INFORMATION GIVEN:
▬▬▬
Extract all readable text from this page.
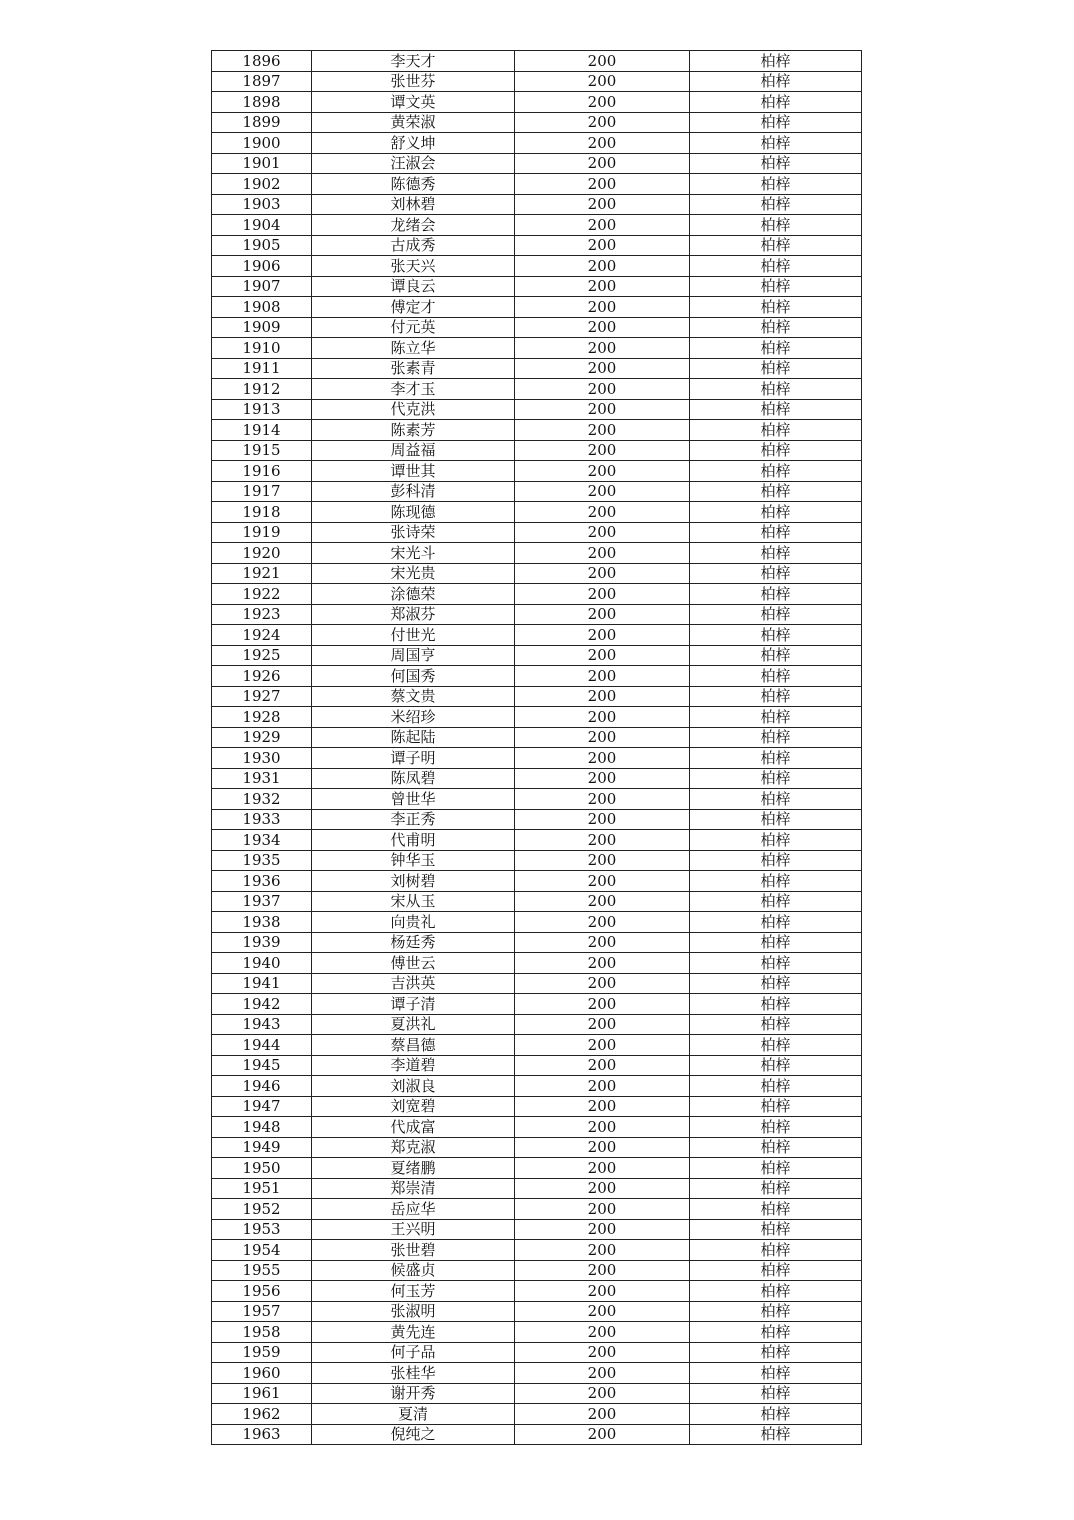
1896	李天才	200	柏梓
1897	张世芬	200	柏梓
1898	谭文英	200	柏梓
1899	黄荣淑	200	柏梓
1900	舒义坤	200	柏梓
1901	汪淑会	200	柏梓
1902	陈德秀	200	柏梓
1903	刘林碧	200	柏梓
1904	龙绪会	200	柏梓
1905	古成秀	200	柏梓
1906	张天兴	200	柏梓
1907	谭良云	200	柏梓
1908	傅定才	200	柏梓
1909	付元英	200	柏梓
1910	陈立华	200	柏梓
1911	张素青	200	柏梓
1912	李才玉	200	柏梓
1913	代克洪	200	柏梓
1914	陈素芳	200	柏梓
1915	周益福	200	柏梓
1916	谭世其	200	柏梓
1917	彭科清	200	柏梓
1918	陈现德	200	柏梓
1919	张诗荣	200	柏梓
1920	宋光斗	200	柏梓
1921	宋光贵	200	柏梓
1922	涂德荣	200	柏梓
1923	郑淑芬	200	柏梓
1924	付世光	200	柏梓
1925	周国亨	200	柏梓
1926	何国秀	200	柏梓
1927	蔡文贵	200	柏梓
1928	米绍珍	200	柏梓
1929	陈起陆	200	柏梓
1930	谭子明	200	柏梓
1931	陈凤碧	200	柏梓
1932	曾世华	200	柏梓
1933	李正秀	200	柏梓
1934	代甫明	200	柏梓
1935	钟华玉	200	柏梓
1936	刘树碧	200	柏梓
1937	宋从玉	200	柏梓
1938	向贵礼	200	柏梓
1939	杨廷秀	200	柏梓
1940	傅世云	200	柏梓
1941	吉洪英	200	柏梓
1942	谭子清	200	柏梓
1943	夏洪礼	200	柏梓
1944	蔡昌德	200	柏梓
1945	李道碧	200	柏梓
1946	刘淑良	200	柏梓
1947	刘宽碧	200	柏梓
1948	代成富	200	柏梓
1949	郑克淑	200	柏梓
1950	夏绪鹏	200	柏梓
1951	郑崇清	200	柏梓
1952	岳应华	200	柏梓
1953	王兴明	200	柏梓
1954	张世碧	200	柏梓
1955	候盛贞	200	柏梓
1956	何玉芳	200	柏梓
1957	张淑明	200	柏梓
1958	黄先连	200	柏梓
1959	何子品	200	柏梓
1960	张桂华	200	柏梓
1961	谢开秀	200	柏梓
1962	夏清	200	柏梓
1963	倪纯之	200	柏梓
▬▬▬
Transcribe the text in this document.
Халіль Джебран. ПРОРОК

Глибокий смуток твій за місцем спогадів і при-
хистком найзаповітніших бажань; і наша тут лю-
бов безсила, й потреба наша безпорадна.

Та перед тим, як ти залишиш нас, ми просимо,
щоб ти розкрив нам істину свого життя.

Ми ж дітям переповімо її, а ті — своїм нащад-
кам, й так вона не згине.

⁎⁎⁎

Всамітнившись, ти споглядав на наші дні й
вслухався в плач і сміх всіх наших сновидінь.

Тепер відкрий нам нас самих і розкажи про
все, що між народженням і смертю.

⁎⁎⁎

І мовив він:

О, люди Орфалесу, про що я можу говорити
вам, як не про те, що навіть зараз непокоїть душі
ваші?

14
▬▬▬
SET EXERCISE: Gather each line holding the string "наша".

RESULT OF THE TASK:
хистком найзаповітніших бажань; і наша тут лю-
бов безсила, й потреба наша безпорадна.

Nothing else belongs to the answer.